YOUR TASK: Each entry below must be repeated exactly, with pictures left out.

RECORDS SHOWN:
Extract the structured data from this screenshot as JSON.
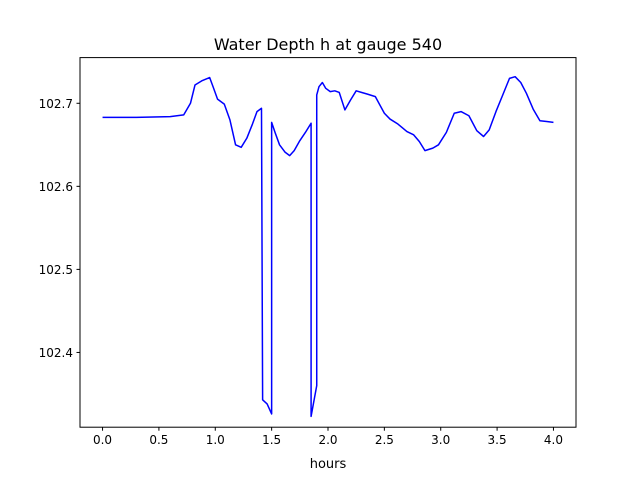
{
  "chart_data": {
    "type": "line",
    "title": "Water Depth h at gauge 540",
    "xlabel": "hours",
    "ylabel": "",
    "xlim": [
      -0.2,
      4.2
    ],
    "ylim": [
      102.31,
      102.755
    ],
    "xticks": [
      0.0,
      0.5,
      1.0,
      1.5,
      2.0,
      2.5,
      3.0,
      3.5,
      4.0
    ],
    "xtick_labels": [
      "0.0",
      "0.5",
      "1.0",
      "1.5",
      "2.0",
      "2.5",
      "3.0",
      "3.5",
      "4.0"
    ],
    "yticks": [
      102.4,
      102.5,
      102.6,
      102.7
    ],
    "ytick_labels": [
      "102.4",
      "102.5",
      "102.6",
      "102.7"
    ],
    "grid": false,
    "series": [
      {
        "color": "#0000ff",
        "x": [
          0.0,
          0.3,
          0.6,
          0.72,
          0.78,
          0.82,
          0.88,
          0.95,
          0.98,
          1.02,
          1.08,
          1.13,
          1.18,
          1.23,
          1.28,
          1.33,
          1.37,
          1.41,
          1.42,
          1.46,
          1.5,
          1.5,
          1.53,
          1.57,
          1.62,
          1.66,
          1.7,
          1.75,
          1.8,
          1.85,
          1.85,
          1.9,
          1.9,
          1.92,
          1.95,
          1.98,
          2.02,
          2.06,
          2.1,
          2.15,
          2.2,
          2.25,
          2.3,
          2.35,
          2.42,
          2.5,
          2.55,
          2.62,
          2.7,
          2.76,
          2.81,
          2.86,
          2.93,
          2.98,
          3.05,
          3.12,
          3.18,
          3.25,
          3.32,
          3.38,
          3.43,
          3.49,
          3.55,
          3.61,
          3.66,
          3.71,
          3.76,
          3.82,
          3.88,
          3.94,
          4.0
        ],
        "y": [
          102.683,
          102.683,
          102.684,
          102.686,
          102.7,
          102.722,
          102.727,
          102.731,
          102.72,
          102.705,
          102.699,
          102.68,
          102.65,
          102.647,
          102.658,
          102.675,
          102.69,
          102.694,
          102.343,
          102.338,
          102.326,
          102.677,
          102.665,
          102.65,
          102.641,
          102.637,
          102.643,
          102.655,
          102.665,
          102.676,
          102.323,
          102.36,
          102.71,
          102.72,
          102.725,
          102.718,
          102.714,
          102.715,
          102.713,
          102.692,
          102.704,
          102.715,
          102.713,
          102.711,
          102.708,
          102.688,
          102.681,
          102.675,
          102.666,
          102.662,
          102.654,
          102.643,
          102.646,
          102.65,
          102.665,
          102.688,
          102.69,
          102.685,
          102.667,
          102.66,
          102.668,
          102.69,
          102.71,
          102.73,
          102.732,
          102.725,
          102.712,
          102.693,
          102.679,
          102.678,
          102.677
        ]
      }
    ]
  }
}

ANSWER:
Extract the structured data from this screenshot as JSON.
{
  "chart_data": {
    "type": "line",
    "title": "Water Depth h at gauge 540",
    "xlabel": "hours",
    "ylabel": "",
    "xlim": [
      -0.2,
      4.2
    ],
    "ylim": [
      102.31,
      102.755
    ],
    "xticks": [
      0.0,
      0.5,
      1.0,
      1.5,
      2.0,
      2.5,
      3.0,
      3.5,
      4.0
    ],
    "xtick_labels": [
      "0.0",
      "0.5",
      "1.0",
      "1.5",
      "2.0",
      "2.5",
      "3.0",
      "3.5",
      "4.0"
    ],
    "yticks": [
      102.4,
      102.5,
      102.6,
      102.7
    ],
    "ytick_labels": [
      "102.4",
      "102.5",
      "102.6",
      "102.7"
    ],
    "grid": false,
    "series": [
      {
        "color": "#0000ff",
        "x": [
          0.0,
          0.3,
          0.6,
          0.72,
          0.78,
          0.82,
          0.88,
          0.95,
          0.98,
          1.02,
          1.08,
          1.13,
          1.18,
          1.23,
          1.28,
          1.33,
          1.37,
          1.41,
          1.42,
          1.46,
          1.5,
          1.5,
          1.53,
          1.57,
          1.62,
          1.66,
          1.7,
          1.75,
          1.8,
          1.85,
          1.85,
          1.9,
          1.9,
          1.92,
          1.95,
          1.98,
          2.02,
          2.06,
          2.1,
          2.15,
          2.2,
          2.25,
          2.3,
          2.35,
          2.42,
          2.5,
          2.55,
          2.62,
          2.7,
          2.76,
          2.81,
          2.86,
          2.93,
          2.98,
          3.05,
          3.12,
          3.18,
          3.25,
          3.32,
          3.38,
          3.43,
          3.49,
          3.55,
          3.61,
          3.66,
          3.71,
          3.76,
          3.82,
          3.88,
          3.94,
          4.0
        ],
        "y": [
          102.683,
          102.683,
          102.684,
          102.686,
          102.7,
          102.722,
          102.727,
          102.731,
          102.72,
          102.705,
          102.699,
          102.68,
          102.65,
          102.647,
          102.658,
          102.675,
          102.69,
          102.694,
          102.343,
          102.338,
          102.326,
          102.677,
          102.665,
          102.65,
          102.641,
          102.637,
          102.643,
          102.655,
          102.665,
          102.676,
          102.323,
          102.36,
          102.71,
          102.72,
          102.725,
          102.718,
          102.714,
          102.715,
          102.713,
          102.692,
          102.704,
          102.715,
          102.713,
          102.711,
          102.708,
          102.688,
          102.681,
          102.675,
          102.666,
          102.662,
          102.654,
          102.643,
          102.646,
          102.65,
          102.665,
          102.688,
          102.69,
          102.685,
          102.667,
          102.66,
          102.668,
          102.69,
          102.71,
          102.73,
          102.732,
          102.725,
          102.712,
          102.693,
          102.679,
          102.678,
          102.677
        ]
      }
    ]
  }
}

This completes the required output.